§ Problem details: How many of these lines hold the string "человек"? Answer with the number only.

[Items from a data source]
-*-

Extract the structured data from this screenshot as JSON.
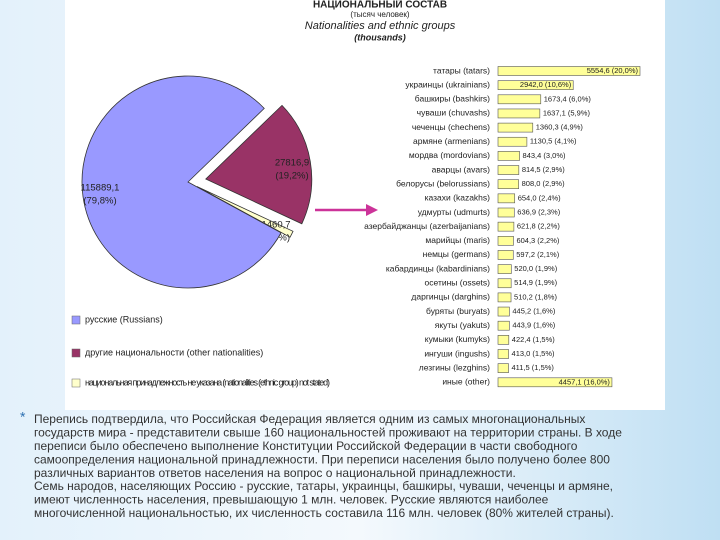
{
  "header": {
    "title_ru": "НАЦИОНАЛЬНЫЙ СОСТАВ",
    "unit_ru": "(тысяч человек)",
    "title_en": "Nationalities and ethnic groups",
    "unit_en": "(thousands)"
  },
  "chart_data": [
    {
      "type": "pie",
      "categories": [
        "русские (Russians)",
        "другие национальности (other nationalities)",
        "национальная принадлежность не указана (nationalities (ethnic group) not stated)"
      ],
      "values": [
        115889.1,
        27816.9,
        1460.7
      ],
      "value_labels": [
        "115889,1",
        "27816,9",
        "1460,7"
      ],
      "percent_labels": [
        "(79,8%)",
        "(19,2%)",
        "(1,0%)"
      ],
      "colors": [
        "#9999ff",
        "#993366",
        "#ffffcc"
      ]
    },
    {
      "type": "hbar",
      "categories": [
        "татары (tatars)",
        "украинцы (ukrainians)",
        "башкиры (bashkirs)",
        "чуваши (chuvashs)",
        "чеченцы (chechens)",
        "армяне (armenians)",
        "мордва (mordovians)",
        "аварцы (avars)",
        "белорусы (belorussians)",
        "казахи (kazakhs)",
        "удмурты (udmurts)",
        "азербайджанцы (azerbaijanians)",
        "марийцы (maris)",
        "немцы (germans)",
        "кабардинцы (kabardinians)",
        "осетины (ossets)",
        "даргинцы (darghins)",
        "буряты (buryats)",
        "якуты (yakuts)",
        "кумыки (kumyks)",
        "ингуши (ingushs)",
        "лезгины (lezghins)",
        "иные (other)"
      ],
      "values": [
        5554.6,
        2942.0,
        1673.4,
        1637.1,
        1360.3,
        1130.5,
        843.4,
        814.5,
        808.0,
        654.0,
        636.9,
        621.8,
        604.3,
        597.2,
        520.0,
        514.9,
        510.2,
        445.2,
        443.9,
        422.4,
        413.0,
        411.5,
        4457.1
      ],
      "value_labels": [
        "5554,6 (20,0%)",
        "2942,0 (10,6%)",
        "1673,4 (6,0%)",
        "1637,1 (5,9%)",
        "1360,3 (4,9%)",
        "1130,5 (4,1%)",
        "843,4 (3,0%)",
        "814,5 (2,9%)",
        "808,0 (2,9%)",
        "654,0 (2,4%)",
        "636,9 (2,3%)",
        "621,8 (2,2%)",
        "604,3 (2,2%)",
        "597,2 (2,1%)",
        "520,0 (1,9%)",
        "514,9 (1,9%)",
        "510,2 (1,8%)",
        "445,2 (1,6%)",
        "443,9 (1,6%)",
        "422,4 (1,5%)",
        "413,0 (1,5%)",
        "411,5 (1,5%)",
        "4457,1 (16,0%)"
      ],
      "color": "#ffff99"
    }
  ],
  "caption": {
    "bullet": "*",
    "lines": [
      "Перепись подтвердила, что Российская Федерация является одним из самых многонациональных",
      "государств мира - представители свыше 160 национальностей проживают на территории страны. В ходе",
      "переписи было обеспечено выполнение Конституции Российской Федерации в части свободного",
      "самоопределения национальной принадлежности. При переписи населения было получено более 800",
      "различных вариантов ответов населения на вопрос о национальной принадлежности.",
      "Семь народов, населяющих Россию - русские, татары, украинцы, башкиры, чуваши, чеченцы и армяне,",
      "имеют численность населения, превышающую 1 млн. человек. Русские являются наиболее",
      "многочисленной национальностью, их численность составила 116 млн. человек (80% жителей страны)."
    ]
  }
}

-*-

§ Exercise result: 3